▶

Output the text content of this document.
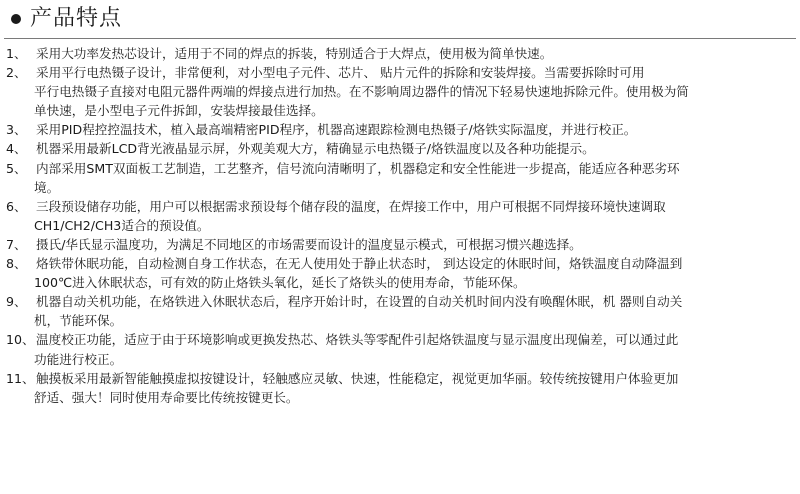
产品特点
1、 采用大功率发热芯设计，适用于不同的焊点的拆装，特别适合于大焊点，使用极为简单快速。
2、 采用平行电热镊子设计，非常便利，对小型电子元件、芯片、 贴片元件的拆除和安装焊接。当需要拆除时可用
平行电热镊子直接对电阻元器件两端的焊接点进行加热。在不影响周边器件的情况下轻易快速地拆除元件。使用极为简
单快速，是小型电子元件拆卸，安装焊接最佳选择。
3、 采用PID程控控温技术，植入最高端精密PID程序，机器高速跟踪检测电热镊子/烙铁实际温度，并进行校正。
4、 机器采用最新LCD背光液晶显示屏，外观美观大方，精确显示电热镊子/烙铁温度以及各种功能提示。
5、 内部采用SMT双面板工艺制造，工艺整齐，信号流向清晰明了，机器稳定和安全性能进一步提高，能适应各种恶劣环
境。
6、 三段预设储存功能，用户可以根据需求预设每个储存段的温度，在焊接工作中，用户可根据不同焊接环境快速调取
CH1/CH2/CH3适合的预设值。
7、 摄氏/华氏显示温度功，为满足不同地区的市场需要而设计的温度显示模式，可根据习惯兴趣选择。
8、 烙铁带休眠功能，自动检测自身工作状态，在无人使用处于静止状态时， 到达设定的休眠时间，烙铁温度自动降温到
100℃进入休眠状态，可有效的防止烙铁头氧化，延长了烙铁头的使用寿命，节能环保。
9、 机器自动关机功能，在烙铁进入休眠状态后，程序开始计时，在设置的自动关机时间内没有唤醒休眠，机 器则自动关
机，节能环保。
10、 温度校正功能，适应于由于环境影响或更换发热芯、烙铁头等零配件引起烙铁温度与显示温度出现偏差，可以通过此
功能进行校正。
11、 触摸板采用最新智能触摸虚拟按键设计，轻触感应灵敏、快速，性能稳定，视觉更加华丽。较传统按键用户体验更加
舒适、强大！同时使用寿命要比传统按键更长。
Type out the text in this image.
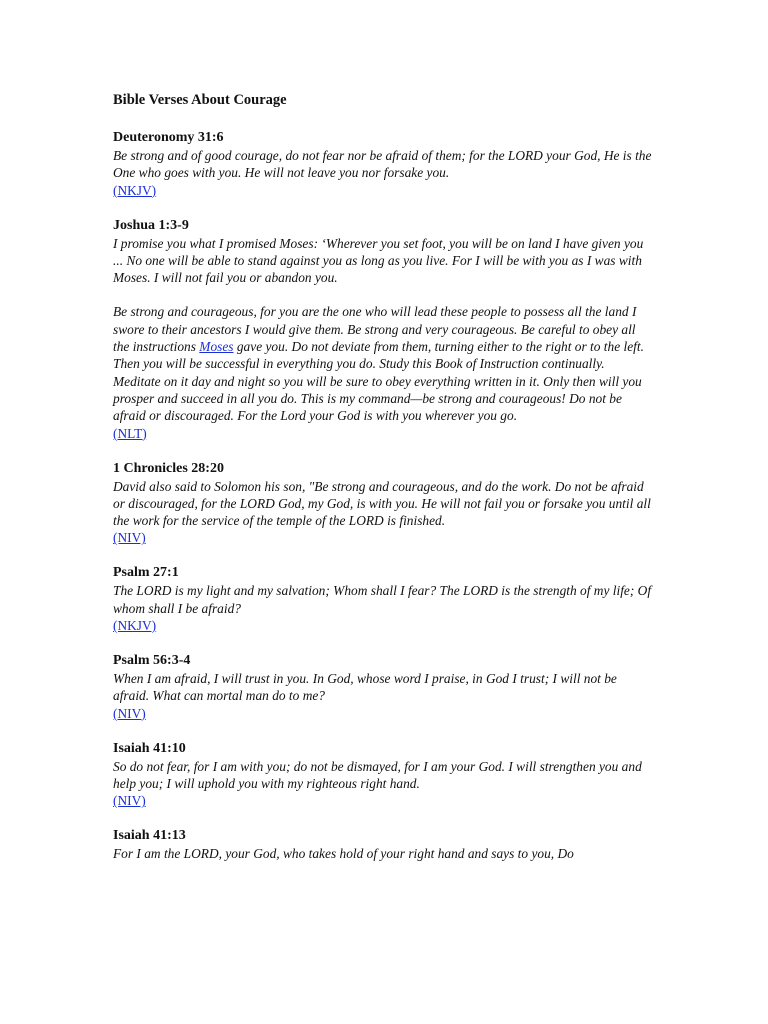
Bible Verses About Courage
Deuteronomy 31:6
Be strong and of good courage, do not fear nor be afraid of them; for the LORD your God, He is the One who goes with you. He will not leave you nor forsake you.
(NKJV)
Joshua 1:3-9
I promise you what I promised Moses: ‘Wherever you set foot, you will be on land I have given you ... No one will be able to stand against you as long as you live. For I will be with you as I was with Moses. I will not fail you or abandon you.
Be strong and courageous, for you are the one who will lead these people to possess all the land I swore to their ancestors I would give them. Be strong and very courageous. Be careful to obey all the instructions Moses gave you. Do not deviate from them, turning either to the right or to the left. Then you will be successful in everything you do. Study this Book of Instruction continually. Meditate on it day and night so you will be sure to obey everything written in it. Only then will you prosper and succeed in all you do. This is my command—be strong and courageous! Do not be afraid or discouraged. For the Lord your God is with you wherever you go.
(NLT)
1 Chronicles 28:20
David also said to Solomon his son, "Be strong and courageous, and do the work. Do not be afraid or discouraged, for the LORD God, my God, is with you. He will not fail you or forsake you until all the work for the service of the temple of the LORD is finished.
(NIV)
Psalm 27:1
The LORD is my light and my salvation; Whom shall I fear? The LORD is the strength of my life; Of whom shall I be afraid?
(NKJV)
Psalm 56:3-4
When I am afraid, I will trust in you. In God, whose word I praise, in God I trust; I will not be afraid. What can mortal man do to me?
(NIV)
Isaiah 41:10
So do not fear, for I am with you; do not be dismayed, for I am your God. I will strengthen you and help you; I will uphold you with my righteous right hand.
(NIV)
Isaiah 41:13
For I am the LORD, your God, who takes hold of your right hand and says to you, Do
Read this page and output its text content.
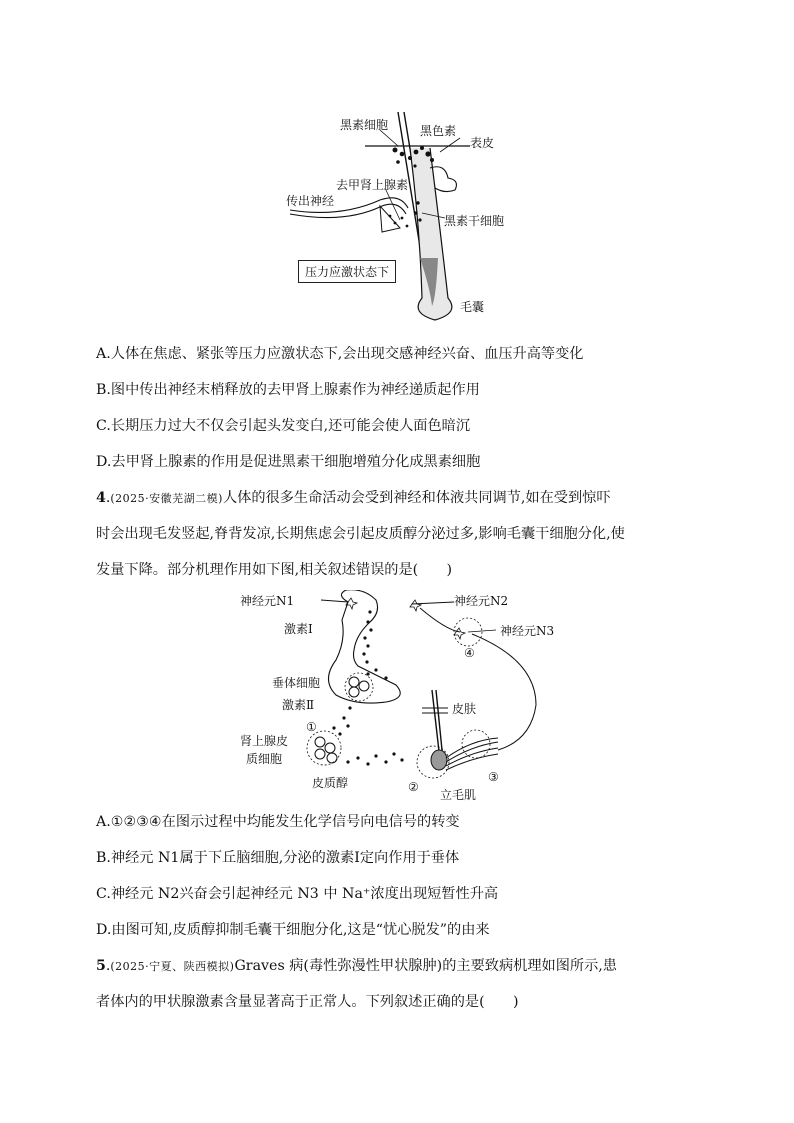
黑素细胞	黑色素
表皮
去甲肾上腺素
传出神经
黑素干细胞
压力应激状态下
毛囊
A.人体在焦虑、紧张等压力应激状态下,会出现交感神经兴奋、血压升高等变化
B.图中传出神经末梢释放的去甲肾上腺素作为神经递质起作用
C.长期压力过大不仅会引起头发变白,还可能会使人面色暗沉
D.去甲肾上腺素的作用是促进黑素干细胞增殖分化成黑素细胞
4.(2025·安徽芜湖二模)人体的很多生命活动会受到神经和体液共同调节,如在受到惊吓
时会出现毛发竖起,脊背发凉,长期焦虑会引起皮质醇分泌过多,影响毛囊干细胞分化,使
发量下降。部分机理作用如下图,相关叙述错误的是(　　)
神经元N1
激素Ⅰ
垂体细胞
激素Ⅱ
①
肾上腺皮
质细胞
皮质醇
神经元N2
神经元N3
④
皮肤
②
③
立毛肌
A.①②③④在图示过程中均能发生化学信号向电信号的转变
B.神经元 N1属于下丘脑细胞,分泌的激素Ⅰ定向作用于垂体
C.神经元 N2兴奋会引起神经元 N3 中 Na⁺浓度出现短暂性升高
D.由图可知,皮质醇抑制毛囊干细胞分化,这是“忧心脱发”的由来
5.(2025·宁夏、陕西模拟)Graves 病(毒性弥漫性甲状腺肿)的主要致病机理如图所示,患
者体内的甲状腺激素含量显著高于正常人。下列叙述正确的是(　　)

◀

> **Prompt**
From the material above, copy each line that includes the word "content".

> **Complete output**
Output the text content of this document.
Read this page and output its text content.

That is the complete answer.